| Directions for this task |
Extract all lines from the data beneath that include the word "archers".
··· Dataset ···
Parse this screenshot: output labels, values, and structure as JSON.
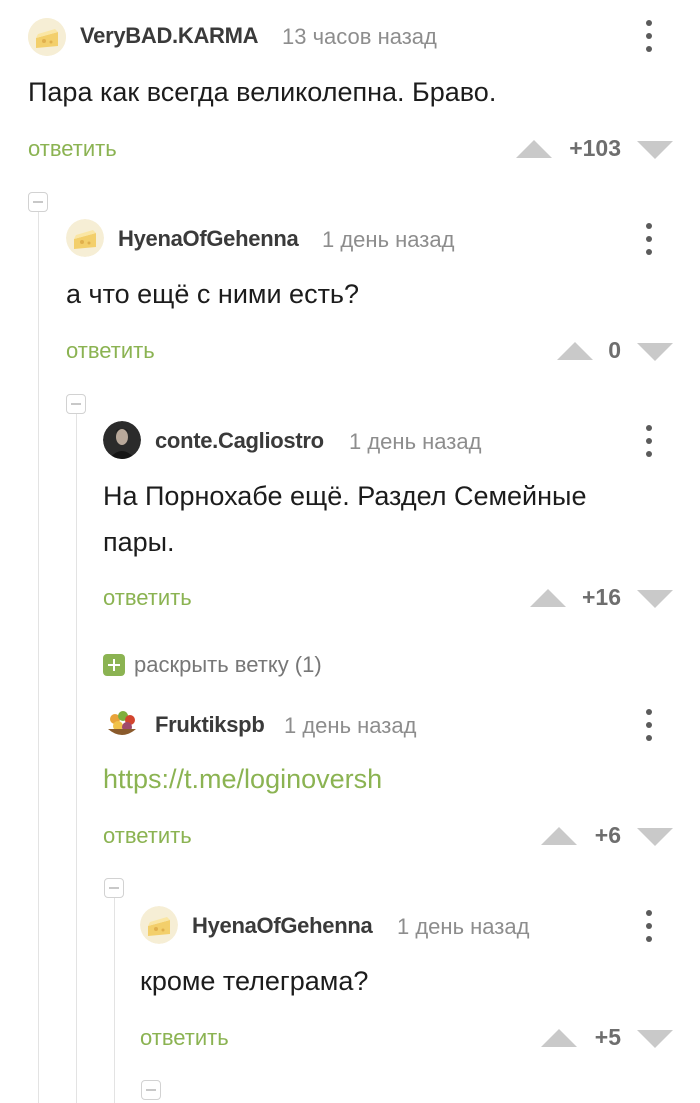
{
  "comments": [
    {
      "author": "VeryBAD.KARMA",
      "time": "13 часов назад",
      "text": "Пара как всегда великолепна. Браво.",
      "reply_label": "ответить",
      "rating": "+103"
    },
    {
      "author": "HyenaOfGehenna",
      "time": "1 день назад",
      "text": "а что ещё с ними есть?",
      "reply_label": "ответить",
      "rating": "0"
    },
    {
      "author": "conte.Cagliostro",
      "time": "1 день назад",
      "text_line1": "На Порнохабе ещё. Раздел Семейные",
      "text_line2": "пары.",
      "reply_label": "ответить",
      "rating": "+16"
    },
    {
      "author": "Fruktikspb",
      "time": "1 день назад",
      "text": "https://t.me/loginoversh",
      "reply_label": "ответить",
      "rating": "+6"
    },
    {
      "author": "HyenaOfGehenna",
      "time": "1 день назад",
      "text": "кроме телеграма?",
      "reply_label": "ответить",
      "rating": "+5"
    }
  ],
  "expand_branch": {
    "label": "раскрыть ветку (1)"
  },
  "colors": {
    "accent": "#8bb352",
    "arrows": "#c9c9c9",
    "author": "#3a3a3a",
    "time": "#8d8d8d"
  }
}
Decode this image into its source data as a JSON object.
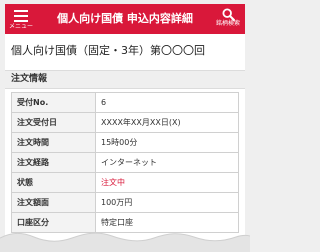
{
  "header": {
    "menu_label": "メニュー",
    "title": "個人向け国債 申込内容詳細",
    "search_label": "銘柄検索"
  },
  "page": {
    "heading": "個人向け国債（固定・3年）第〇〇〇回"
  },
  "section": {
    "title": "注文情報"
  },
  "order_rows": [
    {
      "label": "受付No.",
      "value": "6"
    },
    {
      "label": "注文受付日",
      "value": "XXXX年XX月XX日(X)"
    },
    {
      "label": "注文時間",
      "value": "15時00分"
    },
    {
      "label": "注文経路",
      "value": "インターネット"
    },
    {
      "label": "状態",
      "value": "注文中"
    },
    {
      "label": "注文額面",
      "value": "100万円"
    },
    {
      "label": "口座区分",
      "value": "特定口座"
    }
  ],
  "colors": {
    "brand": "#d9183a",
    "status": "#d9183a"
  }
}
···
··· Dataset ···
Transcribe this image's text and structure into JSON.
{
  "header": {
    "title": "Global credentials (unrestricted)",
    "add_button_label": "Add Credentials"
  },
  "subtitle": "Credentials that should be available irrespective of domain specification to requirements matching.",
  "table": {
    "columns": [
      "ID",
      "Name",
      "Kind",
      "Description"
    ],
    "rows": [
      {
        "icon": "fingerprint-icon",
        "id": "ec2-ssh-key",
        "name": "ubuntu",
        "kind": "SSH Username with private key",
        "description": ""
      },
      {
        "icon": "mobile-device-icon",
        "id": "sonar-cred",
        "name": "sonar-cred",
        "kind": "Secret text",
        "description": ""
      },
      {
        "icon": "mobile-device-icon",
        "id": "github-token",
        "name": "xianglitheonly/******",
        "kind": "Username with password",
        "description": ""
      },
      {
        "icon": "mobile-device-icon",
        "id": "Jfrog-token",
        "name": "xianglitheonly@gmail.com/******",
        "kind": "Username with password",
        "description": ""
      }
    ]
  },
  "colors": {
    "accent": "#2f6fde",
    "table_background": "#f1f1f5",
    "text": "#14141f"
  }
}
···
··· Dataset ···
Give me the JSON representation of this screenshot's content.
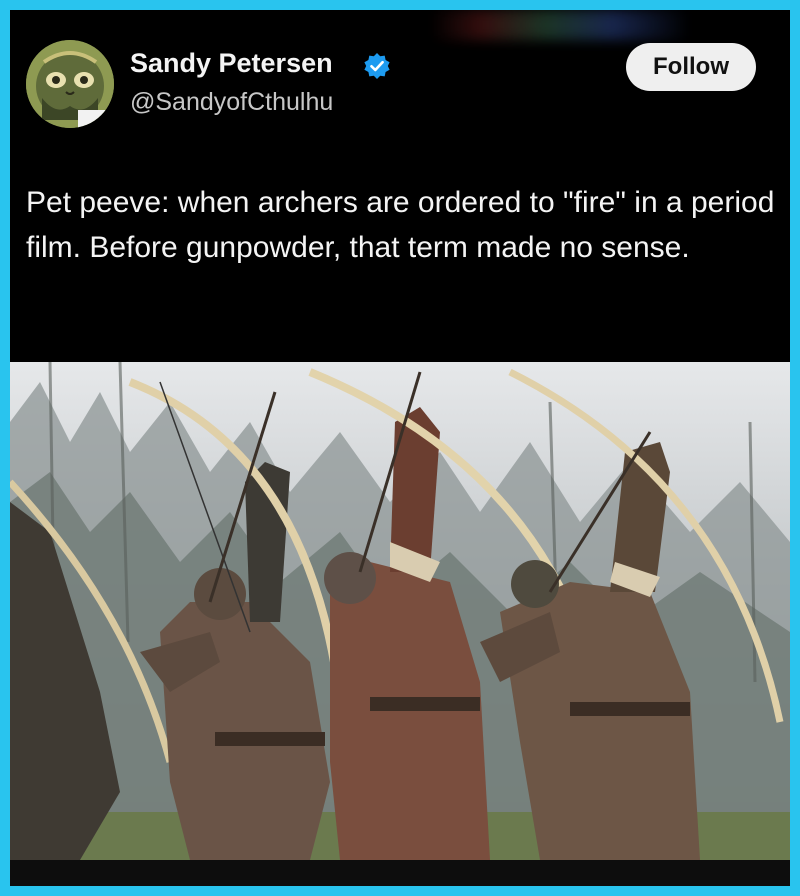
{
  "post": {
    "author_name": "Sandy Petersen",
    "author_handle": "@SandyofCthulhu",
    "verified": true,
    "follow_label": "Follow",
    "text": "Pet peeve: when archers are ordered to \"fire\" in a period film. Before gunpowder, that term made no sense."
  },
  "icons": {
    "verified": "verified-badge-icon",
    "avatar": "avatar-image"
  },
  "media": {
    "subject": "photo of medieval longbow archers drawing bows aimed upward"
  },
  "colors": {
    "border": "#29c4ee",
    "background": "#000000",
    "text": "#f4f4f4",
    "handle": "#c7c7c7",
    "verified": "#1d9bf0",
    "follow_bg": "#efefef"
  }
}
···
| Answer to the task |
    "text": "Pet peeve: when archers are ordered to \"fire\" in a period film. Before gunpowder, that term made no sense."
    "subject": "photo of medieval longbow archers drawing bows aimed upward"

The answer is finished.